(Extracted entries)
++++++++++++++++++++

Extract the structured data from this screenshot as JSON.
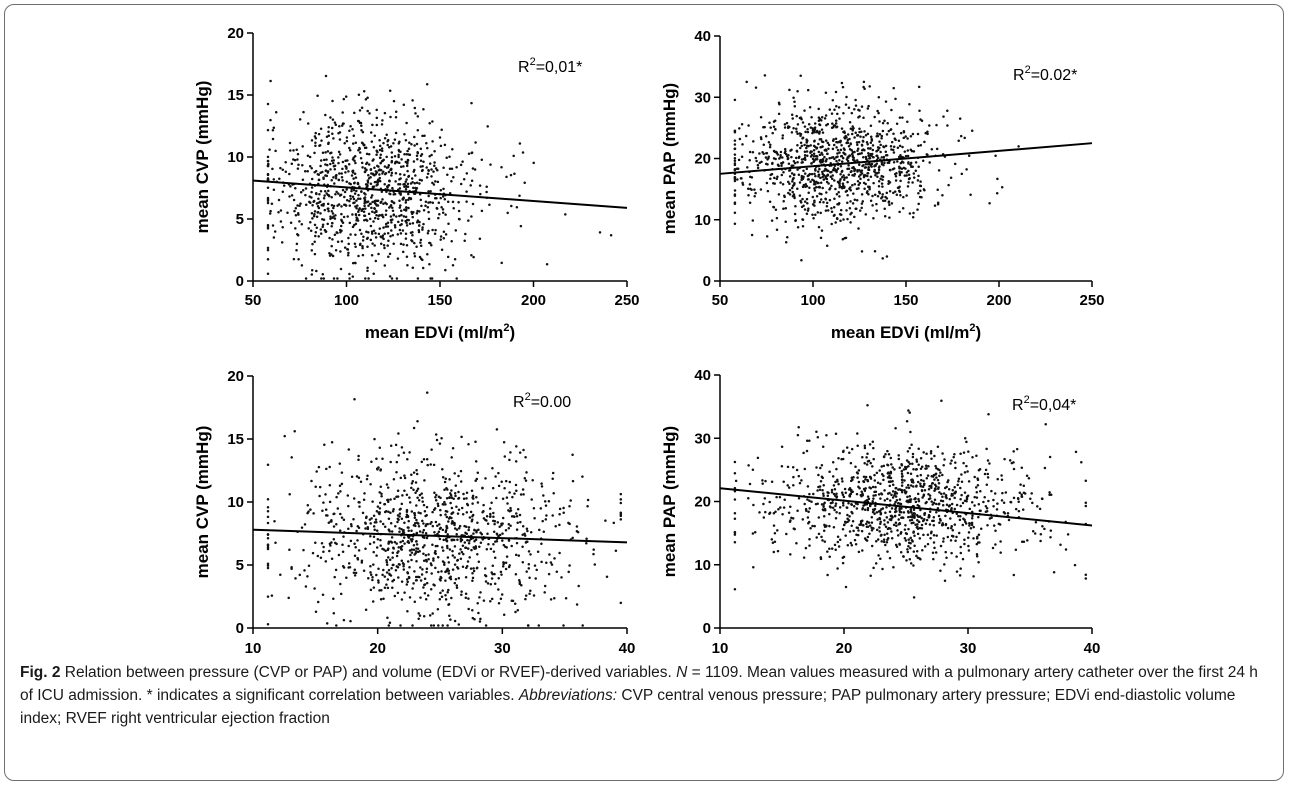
{
  "caption": {
    "figure_label": "Fig. 2",
    "part1": " Relation between pressure (CVP or PAP) and volume (EDVi or RVEF)-derived variables. ",
    "n_symbol": "N",
    "part2": " = 1109. Mean values measured with a pulmonary artery catheter over the first 24 h of ICU admission. * indicates a significant correlation between variables. ",
    "abbrev_label": "Abbreviations:",
    "part3": " CVP central venous pressure; PAP pulmonary artery pressure; EDVi end-diastolic volume index; RVEF right ventricular ejection fraction"
  },
  "chart_data": [
    {
      "type": "scatter",
      "panel": "top-left",
      "xlabel": "mean EDVi (ml/m²)",
      "ylabel": "mean CVP  (mmHg)",
      "xlim": [
        50,
        250
      ],
      "ylim": [
        0,
        20
      ],
      "xticks": [
        50,
        100,
        150,
        200,
        250
      ],
      "yticks": [
        0,
        5,
        10,
        15,
        20
      ],
      "annotation": "R²=0,01*",
      "n_points": 1109,
      "point_cloud": {
        "x_center": 112,
        "x_spread": 26,
        "y_center": 7.4,
        "y_spread": 3.3
      },
      "regression": {
        "x": [
          50,
          250
        ],
        "y": [
          8.1,
          5.9
        ]
      }
    },
    {
      "type": "scatter",
      "panel": "top-right",
      "xlabel": "mean EDVi (ml/m²)",
      "ylabel": "mean PAP  (mmHg)",
      "xlim": [
        50,
        250
      ],
      "ylim": [
        0,
        40
      ],
      "xticks": [
        50,
        100,
        150,
        200,
        250
      ],
      "yticks": [
        0,
        10,
        20,
        30,
        40
      ],
      "annotation": "R²=0.02*",
      "n_points": 1109,
      "point_cloud": {
        "x_center": 112,
        "x_spread": 26,
        "y_center": 19.2,
        "y_spread": 4.9
      },
      "regression": {
        "x": [
          50,
          250
        ],
        "y": [
          17.5,
          22.5
        ]
      }
    },
    {
      "type": "scatter",
      "panel": "bottom-left",
      "xlabel": "mean RVEF (%)",
      "ylabel": "mean CVP (mmHg)",
      "xlim": [
        10,
        40
      ],
      "ylim": [
        0,
        20
      ],
      "xticks": [
        10,
        20,
        30,
        40
      ],
      "yticks": [
        0,
        5,
        10,
        15,
        20
      ],
      "annotation": "R²=0.00",
      "n_points": 1109,
      "point_cloud": {
        "x_center": 24.5,
        "x_spread": 5.2,
        "y_center": 7.4,
        "y_spread": 3.3
      },
      "regression": {
        "x": [
          10,
          40
        ],
        "y": [
          7.8,
          6.8
        ]
      }
    },
    {
      "type": "scatter",
      "panel": "bottom-right",
      "xlabel": "mean RVEF (%)",
      "ylabel": "mean PAP (mmHg)",
      "xlim": [
        10,
        40
      ],
      "ylim": [
        0,
        40
      ],
      "xticks": [
        10,
        20,
        30,
        40
      ],
      "yticks": [
        0,
        10,
        20,
        30,
        40
      ],
      "annotation": "R²=0,04*",
      "n_points": 1109,
      "point_cloud": {
        "x_center": 24.5,
        "x_spread": 5.2,
        "y_center": 19.2,
        "y_spread": 4.9
      },
      "regression": {
        "x": [
          10,
          40
        ],
        "y": [
          22.1,
          16.2
        ]
      }
    }
  ]
}
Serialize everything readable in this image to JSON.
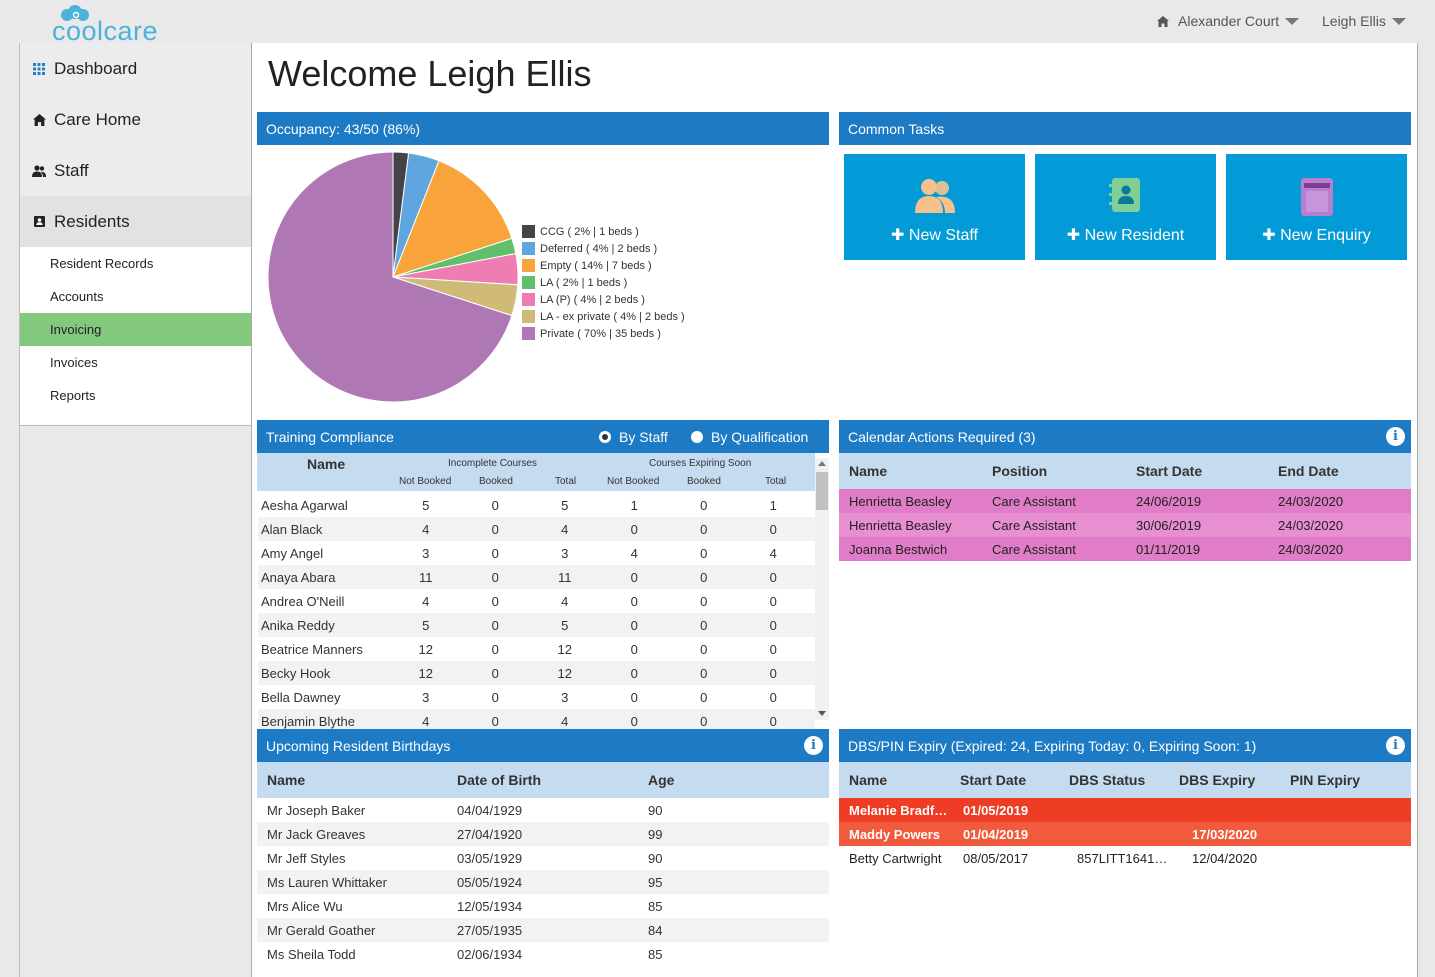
{
  "logo": {
    "text": "coolcare"
  },
  "topbar": {
    "location": "Alexander Court",
    "user": "Leigh Ellis"
  },
  "sidebar": {
    "items": [
      {
        "label": "Dashboard",
        "icon": "grid-icon"
      },
      {
        "label": "Care Home",
        "icon": "home-icon"
      },
      {
        "label": "Staff",
        "icon": "users-icon"
      },
      {
        "label": "Residents",
        "icon": "resident-icon"
      }
    ],
    "sub_items": [
      {
        "label": "Resident Records"
      },
      {
        "label": "Accounts"
      },
      {
        "label": "Invoicing",
        "selected": true
      },
      {
        "label": "Invoices"
      },
      {
        "label": "Reports"
      }
    ]
  },
  "main": {
    "welcome": "Welcome Leigh Ellis"
  },
  "occupancy": {
    "title": "Occupancy: 43/50 (86%)",
    "legend": [
      {
        "label": "CCG ( 2% | 1 beds )",
        "color": "#434348"
      },
      {
        "label": "Deferred ( 4% | 2 beds )",
        "color": "#5ea6dd"
      },
      {
        "label": "Empty ( 14% | 7 beds )",
        "color": "#f8a43a"
      },
      {
        "label": "LA ( 2% | 1 beds )",
        "color": "#5fbf6b"
      },
      {
        "label": "LA (P) ( 4% | 2 beds )",
        "color": "#f07cb4"
      },
      {
        "label": "LA - ex private ( 4% | 2 beds )",
        "color": "#cfbb77"
      },
      {
        "label": "Private ( 70% | 35 beds )",
        "color": "#b077b5"
      }
    ]
  },
  "chart_data": {
    "type": "pie",
    "categories": [
      "CCG",
      "Deferred",
      "Empty",
      "LA",
      "LA (P)",
      "LA - ex private",
      "Private"
    ],
    "values": [
      1,
      2,
      7,
      1,
      2,
      2,
      35
    ],
    "colors": [
      "#434348",
      "#5ea6dd",
      "#f8a43a",
      "#5fbf6b",
      "#f07cb4",
      "#cfbb77",
      "#b077b5"
    ],
    "title": "Occupancy: 43/50 (86%)"
  },
  "common_tasks": {
    "title": "Common Tasks",
    "tasks": [
      {
        "label": "New Staff",
        "icon": "staff-icon"
      },
      {
        "label": "New Resident",
        "icon": "contact-book-icon"
      },
      {
        "label": "New Enquiry",
        "icon": "notebook-icon"
      }
    ]
  },
  "training": {
    "title": "Training Compliance",
    "radio_staff": "By Staff",
    "radio_qualification": "By Qualification",
    "header_name": "Name",
    "group_incomplete": "Incomplete Courses",
    "group_expiring": "Courses Expiring Soon",
    "sub_headers": [
      "Not Booked",
      "Booked",
      "Total",
      "Not Booked",
      "Booked",
      "Total"
    ],
    "rows": [
      {
        "name": "Aesha Agarwal",
        "v": [
          "5",
          "0",
          "5",
          "1",
          "0",
          "1"
        ]
      },
      {
        "name": "Alan Black",
        "v": [
          "4",
          "0",
          "4",
          "0",
          "0",
          "0"
        ]
      },
      {
        "name": "Amy Angel",
        "v": [
          "3",
          "0",
          "3",
          "4",
          "0",
          "4"
        ]
      },
      {
        "name": "Anaya Abara",
        "v": [
          "11",
          "0",
          "11",
          "0",
          "0",
          "0"
        ]
      },
      {
        "name": "Andrea O'Neill",
        "v": [
          "4",
          "0",
          "4",
          "0",
          "0",
          "0"
        ]
      },
      {
        "name": "Anika Reddy",
        "v": [
          "5",
          "0",
          "5",
          "0",
          "0",
          "0"
        ]
      },
      {
        "name": "Beatrice Manners",
        "v": [
          "12",
          "0",
          "12",
          "0",
          "0",
          "0"
        ]
      },
      {
        "name": "Becky Hook",
        "v": [
          "12",
          "0",
          "12",
          "0",
          "0",
          "0"
        ]
      },
      {
        "name": "Bella Dawney",
        "v": [
          "3",
          "0",
          "3",
          "0",
          "0",
          "0"
        ]
      },
      {
        "name": "Benjamin Blythe",
        "v": [
          "4",
          "0",
          "4",
          "0",
          "0",
          "0"
        ]
      }
    ]
  },
  "calendar": {
    "title": "Calendar Actions Required (3)",
    "headers": [
      "Name",
      "Position",
      "Start Date",
      "End Date"
    ],
    "rows": [
      {
        "name": "Henrietta Beasley",
        "position": "Care Assistant",
        "start": "24/06/2019",
        "end": "24/03/2020"
      },
      {
        "name": "Henrietta Beasley",
        "position": "Care Assistant",
        "start": "30/06/2019",
        "end": "24/03/2020"
      },
      {
        "name": "Joanna Bestwich",
        "position": "Care Assistant",
        "start": "01/11/2019",
        "end": "24/03/2020"
      }
    ],
    "row_colors": [
      "#e07cc8",
      "#e88fd1",
      "#e07cc8"
    ]
  },
  "birthdays": {
    "title": "Upcoming Resident Birthdays",
    "headers": [
      "Name",
      "Date of Birth",
      "Age"
    ],
    "rows": [
      {
        "name": "Mr Joseph Baker",
        "dob": "04/04/1929",
        "age": "90"
      },
      {
        "name": "Mr Jack Greaves",
        "dob": "27/04/1920",
        "age": "99"
      },
      {
        "name": "Mr Jeff Styles",
        "dob": "03/05/1929",
        "age": "90"
      },
      {
        "name": "Ms Lauren Whittaker",
        "dob": "05/05/1924",
        "age": "95"
      },
      {
        "name": "Mrs Alice Wu",
        "dob": "12/05/1934",
        "age": "85"
      },
      {
        "name": "Mr Gerald Goather",
        "dob": "27/05/1935",
        "age": "84"
      },
      {
        "name": "Ms Sheila Todd",
        "dob": "02/06/1934",
        "age": "85"
      }
    ]
  },
  "dbs": {
    "title": "DBS/PIN Expiry (Expired: 24, Expiring Today: 0, Expiring Soon: 1)",
    "headers": [
      "Name",
      "Start Date",
      "DBS Status",
      "DBS Expiry",
      "PIN Expiry"
    ],
    "rows": [
      {
        "name": "Melanie Bradf…",
        "start": "01/05/2019",
        "status": "",
        "dbs_expiry": "",
        "pin_expiry": ""
      },
      {
        "name": "Maddy Powers",
        "start": "01/04/2019",
        "status": "",
        "dbs_expiry": "17/03/2020",
        "pin_expiry": ""
      },
      {
        "name": "Betty Cartwright",
        "start": "08/05/2017",
        "status": "857LITT1641…",
        "dbs_expiry": "12/04/2020",
        "pin_expiry": ""
      }
    ],
    "row_colors": [
      "#ee3d24",
      "#f15a3c",
      "#ffffff"
    ]
  }
}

++++++++++++++++++++

Extract every line of the records above that contains the word "pulmonary".

    "part2": " = 1109. Mean values measured with a pulmonary artery catheter over the first 24 h of ICU admission. * indicates a significant correlation between variables. ",
    "part3": " CVP central venous pressure; PAP pulmonary artery pressure; EDVi end-diastolic volume index; RVEF right ventricular ejection fraction"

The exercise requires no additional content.